> _Directions_
Look for the string "marker" in the lines and copy each line that has it.

————

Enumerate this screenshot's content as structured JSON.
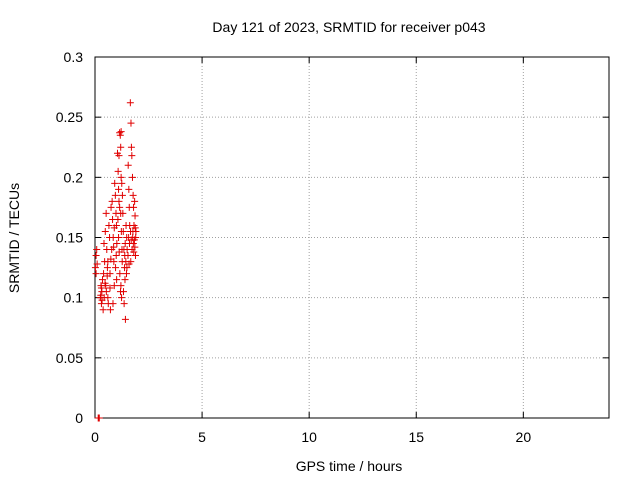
{
  "chart_data": {
    "type": "scatter",
    "title": "Day 121 of 2023, SRMTID for receiver p043",
    "xlabel": "GPS time / hours",
    "ylabel": "SRMTID / TECUs",
    "xlim": [
      0,
      24
    ],
    "ylim": [
      0,
      0.3
    ],
    "xticks": [
      0,
      5,
      10,
      15,
      20
    ],
    "xtick_labels": [
      "0",
      "5",
      "10",
      "15",
      "20"
    ],
    "yticks": [
      0,
      0.05,
      0.1,
      0.15,
      0.2,
      0.25,
      0.3
    ],
    "ytick_labels": [
      "0",
      "0.05",
      "0.1",
      "0.15",
      "0.2",
      "0.25",
      "0.3"
    ],
    "grid": true,
    "marker": "+",
    "colors": {
      "points": "#e00000",
      "grid": "#a0a0a0",
      "axes": "#000000"
    },
    "series": [
      {
        "name": "SRMTID",
        "points": [
          [
            0.02,
            0.125
          ],
          [
            0.05,
            0.135
          ],
          [
            0.08,
            0.14
          ],
          [
            0.1,
            0.128
          ],
          [
            0.05,
            0.12
          ],
          [
            0.15,
            0.0
          ],
          [
            0.2,
            0.0
          ],
          [
            0.18,
            0.0
          ],
          [
            0.25,
            0.1
          ],
          [
            0.28,
            0.11
          ],
          [
            0.3,
            0.095
          ],
          [
            0.32,
            0.105
          ],
          [
            0.35,
            0.115
          ],
          [
            0.27,
            0.102
          ],
          [
            0.3,
            0.108
          ],
          [
            0.33,
            0.098
          ],
          [
            0.38,
            0.09
          ],
          [
            0.4,
            0.12
          ],
          [
            0.42,
            0.145
          ],
          [
            0.45,
            0.13
          ],
          [
            0.48,
            0.155
          ],
          [
            0.5,
            0.11
          ],
          [
            0.43,
            0.1
          ],
          [
            0.47,
            0.112
          ],
          [
            0.52,
            0.17
          ],
          [
            0.55,
            0.14
          ],
          [
            0.58,
            0.125
          ],
          [
            0.6,
            0.1
          ],
          [
            0.62,
            0.095
          ],
          [
            0.57,
            0.118
          ],
          [
            0.53,
            0.105
          ],
          [
            0.6,
            0.13
          ],
          [
            0.65,
            0.16
          ],
          [
            0.68,
            0.15
          ],
          [
            0.7,
            0.12
          ],
          [
            0.72,
            0.09
          ],
          [
            0.75,
            0.175
          ],
          [
            0.78,
            0.14
          ],
          [
            0.7,
            0.108
          ],
          [
            0.74,
            0.132
          ],
          [
            0.8,
            0.18
          ],
          [
            0.82,
            0.165
          ],
          [
            0.85,
            0.15
          ],
          [
            0.88,
            0.13
          ],
          [
            0.9,
            0.11
          ],
          [
            0.84,
            0.095
          ],
          [
            0.87,
            0.142
          ],
          [
            0.9,
            0.158
          ],
          [
            0.92,
            0.195
          ],
          [
            0.95,
            0.185
          ],
          [
            0.98,
            0.17
          ],
          [
            1.0,
            0.16
          ],
          [
            1.02,
            0.145
          ],
          [
            0.96,
            0.125
          ],
          [
            0.99,
            0.135
          ],
          [
            1.01,
            0.115
          ],
          [
            1.05,
            0.22
          ],
          [
            1.08,
            0.205
          ],
          [
            1.1,
            0.19
          ],
          [
            1.12,
            0.18
          ],
          [
            1.15,
            0.175
          ],
          [
            1.07,
            0.165
          ],
          [
            1.1,
            0.15
          ],
          [
            1.13,
            0.138
          ],
          [
            1.18,
            0.235
          ],
          [
            1.2,
            0.225
          ],
          [
            1.22,
            0.2
          ],
          [
            1.25,
            0.195
          ],
          [
            1.28,
            0.185
          ],
          [
            1.2,
            0.17
          ],
          [
            1.23,
            0.155
          ],
          [
            1.26,
            0.14
          ],
          [
            1.15,
            0.237
          ],
          [
            1.22,
            0.238
          ],
          [
            1.12,
            0.218
          ],
          [
            1.16,
            0.12
          ],
          [
            1.21,
            0.11
          ],
          [
            1.24,
            0.1
          ],
          [
            1.19,
            0.105
          ],
          [
            1.27,
            0.13
          ],
          [
            1.3,
            0.17
          ],
          [
            1.32,
            0.155
          ],
          [
            1.35,
            0.14
          ],
          [
            1.38,
            0.125
          ],
          [
            1.4,
            0.115
          ],
          [
            1.33,
            0.105
          ],
          [
            1.36,
            0.095
          ],
          [
            1.39,
            0.135
          ],
          [
            1.42,
            0.082
          ],
          [
            1.45,
            0.16
          ],
          [
            1.48,
            0.15
          ],
          [
            1.5,
            0.14
          ],
          [
            1.44,
            0.13
          ],
          [
            1.47,
            0.12
          ],
          [
            1.41,
            0.145
          ],
          [
            1.49,
            0.125
          ],
          [
            1.55,
            0.21
          ],
          [
            1.58,
            0.19
          ],
          [
            1.6,
            0.175
          ],
          [
            1.62,
            0.16
          ],
          [
            1.57,
            0.15
          ],
          [
            1.61,
            0.145
          ],
          [
            1.54,
            0.135
          ],
          [
            1.59,
            0.128
          ],
          [
            1.65,
            0.262
          ],
          [
            1.68,
            0.245
          ],
          [
            1.7,
            0.225
          ],
          [
            1.72,
            0.218
          ],
          [
            1.66,
            0.155
          ],
          [
            1.69,
            0.148
          ],
          [
            1.73,
            0.14
          ],
          [
            1.67,
            0.13
          ],
          [
            1.75,
            0.2
          ],
          [
            1.78,
            0.185
          ],
          [
            1.8,
            0.175
          ],
          [
            1.82,
            0.16
          ],
          [
            1.76,
            0.15
          ],
          [
            1.79,
            0.145
          ],
          [
            1.81,
            0.138
          ],
          [
            1.77,
            0.155
          ],
          [
            1.85,
            0.18
          ],
          [
            1.88,
            0.158
          ],
          [
            1.9,
            0.15
          ],
          [
            1.86,
            0.142
          ],
          [
            1.89,
            0.135
          ],
          [
            1.84,
            0.148
          ],
          [
            1.87,
            0.168
          ],
          [
            1.91,
            0.155
          ]
        ]
      }
    ]
  }
}
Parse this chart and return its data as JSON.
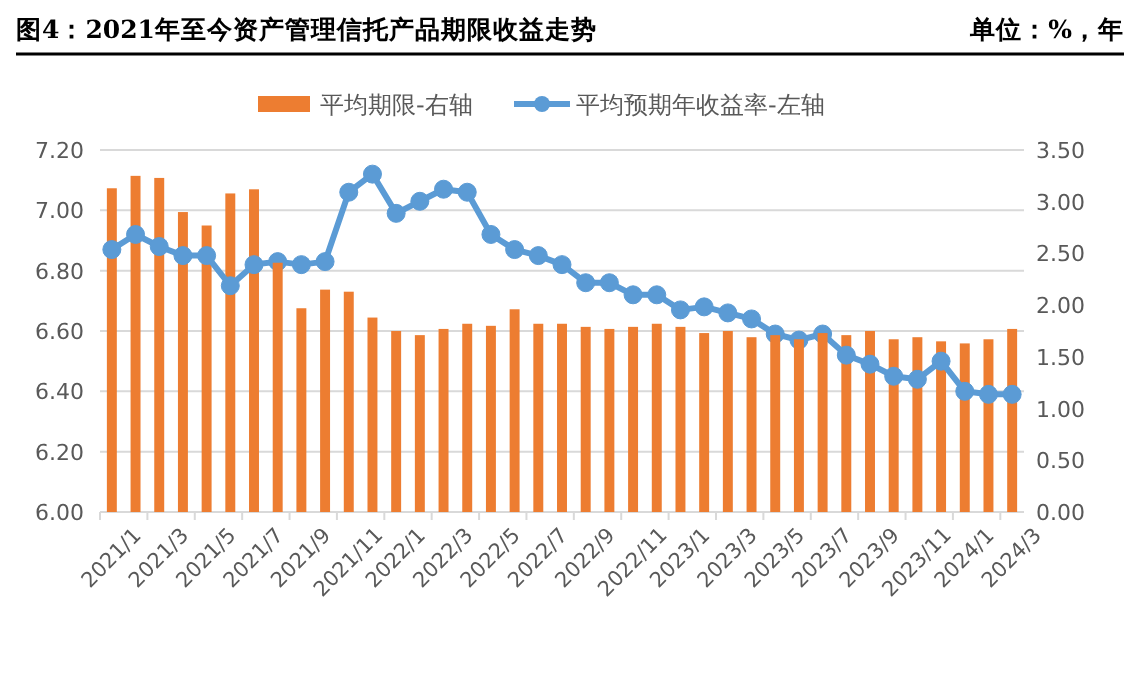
{
  "chart_data": {
    "type": "bar",
    "title": "图4：2021年至今资产管理信托产品期限收益走势",
    "annotations": [
      "单位：%，年"
    ],
    "categories": [
      "2021/1",
      null,
      "2021/3",
      null,
      "2021/5",
      null,
      "2021/7",
      null,
      "2021/9",
      null,
      "2021/11",
      null,
      "2022/1",
      null,
      "2022/3",
      null,
      "2022/5",
      null,
      "2022/7",
      null,
      "2022/9",
      null,
      "2022/11",
      null,
      "2023/1",
      null,
      "2023/3",
      null,
      "2023/5",
      null,
      "2023/7",
      null,
      "2023/9",
      null,
      "2023/11",
      null,
      "2024/1",
      null,
      "2024/3"
    ],
    "series": [
      {
        "name": "平均期限-右轴",
        "axis": "y2",
        "color": "#ed7d31",
        "values": [
          3.13,
          3.25,
          3.23,
          2.9,
          2.77,
          3.08,
          3.12,
          2.41,
          1.97,
          2.15,
          2.13,
          1.88,
          1.75,
          1.71,
          1.77,
          1.82,
          1.8,
          1.96,
          1.82,
          1.82,
          1.79,
          1.77,
          1.79,
          1.82,
          1.79,
          1.73,
          1.75,
          1.69,
          1.71,
          1.67,
          1.73,
          1.71,
          1.75,
          1.67,
          1.69,
          1.65,
          1.63,
          1.67,
          1.77
        ]
      },
      {
        "name": "平均预期年收益率-左轴",
        "type": "line",
        "axis": "y",
        "color": "#5b9bd5",
        "marker": "circle",
        "values": [
          6.87,
          6.92,
          6.88,
          6.85,
          6.85,
          6.75,
          6.82,
          6.83,
          6.82,
          6.83,
          7.06,
          7.12,
          6.99,
          7.03,
          7.07,
          7.06,
          6.92,
          6.87,
          6.85,
          6.82,
          6.76,
          6.76,
          6.72,
          6.72,
          6.67,
          6.68,
          6.66,
          6.64,
          6.59,
          6.57,
          6.59,
          6.52,
          6.49,
          6.45,
          6.44,
          6.5,
          6.4,
          6.39,
          6.39
        ]
      }
    ],
    "ylim": [
      6,
      7.2
    ],
    "yticks": [
      {
        "value": 6,
        "label": "6.00"
      },
      {
        "value": 6.2,
        "label": "6.20"
      },
      {
        "value": 6.4,
        "label": "6.40"
      },
      {
        "value": 6.6,
        "label": "6.60"
      },
      {
        "value": 6.8,
        "label": "6.80"
      },
      {
        "value": 7,
        "label": "7.00"
      },
      {
        "value": 7.2,
        "label": "7.20"
      }
    ],
    "y2lim": [
      0,
      3.5
    ],
    "y2ticks": [
      {
        "value": 0,
        "label": "0.00"
      },
      {
        "value": 0.5,
        "label": "0.50"
      },
      {
        "value": 1,
        "label": "1.00"
      },
      {
        "value": 1.5,
        "label": "1.50"
      },
      {
        "value": 2,
        "label": "2.00"
      },
      {
        "value": 2.5,
        "label": "2.50"
      },
      {
        "value": 3,
        "label": "3.00"
      },
      {
        "value": 3.5,
        "label": "3.50"
      }
    ],
    "grid": "y",
    "legend": "top"
  }
}
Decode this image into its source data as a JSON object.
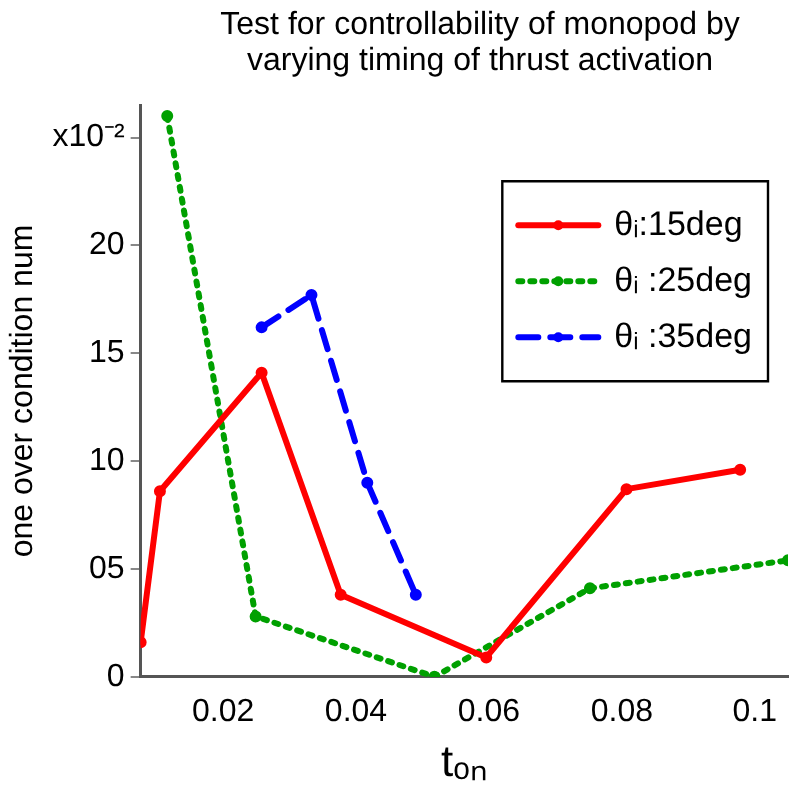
{
  "chart_data": {
    "type": "line",
    "title": "Test for controllability of monopod by varying timing of thrust activation",
    "xlabel": "tₒₙ",
    "ylabel": "one over condition num",
    "xlim": [
      0.0076,
      0.105
    ],
    "xticks": [
      0.02,
      0.04,
      0.06,
      0.08,
      {
        "value": 0.1,
        "label": "0.1"
      }
    ],
    "ylim": [
      0,
      26.5
    ],
    "yticks": [
      0,
      {
        "value": 5,
        "label": "05"
      },
      10,
      15,
      20,
      {
        "value": 25,
        "label": "x10⁻²"
      }
    ],
    "grid": false,
    "legend": "top right",
    "marker": "circle",
    "series": [
      {
        "name": "θᵢ:15deg",
        "color": "#ff0000",
        "line_style": "solid",
        "x": [
          0.0076,
          0.0105,
          0.0258,
          0.0377,
          0.0596,
          0.0807,
          0.0978
        ],
        "values": [
          1.6,
          8.6,
          14.1,
          3.8,
          0.9,
          8.7,
          9.6
        ]
      },
      {
        "name": "θᵢ :25deg",
        "color": "#00a000",
        "line_style": "dotted",
        "x": [
          0.0116,
          0.0249,
          0.0518,
          0.0752,
          0.105
        ],
        "values": [
          26,
          2.8,
          0,
          4.1,
          5.4
        ]
      },
      {
        "name": "θᵢ :35deg",
        "color": "#0000ff",
        "line_style": "dashed",
        "x": [
          0.0258,
          0.0333,
          0.0417,
          0.049
        ],
        "values": [
          16.2,
          17.7,
          9.0,
          3.8
        ]
      }
    ]
  }
}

————

> _Worked answer_
    "marker": "+",
        "marker": "circle",
    "marker": "circle",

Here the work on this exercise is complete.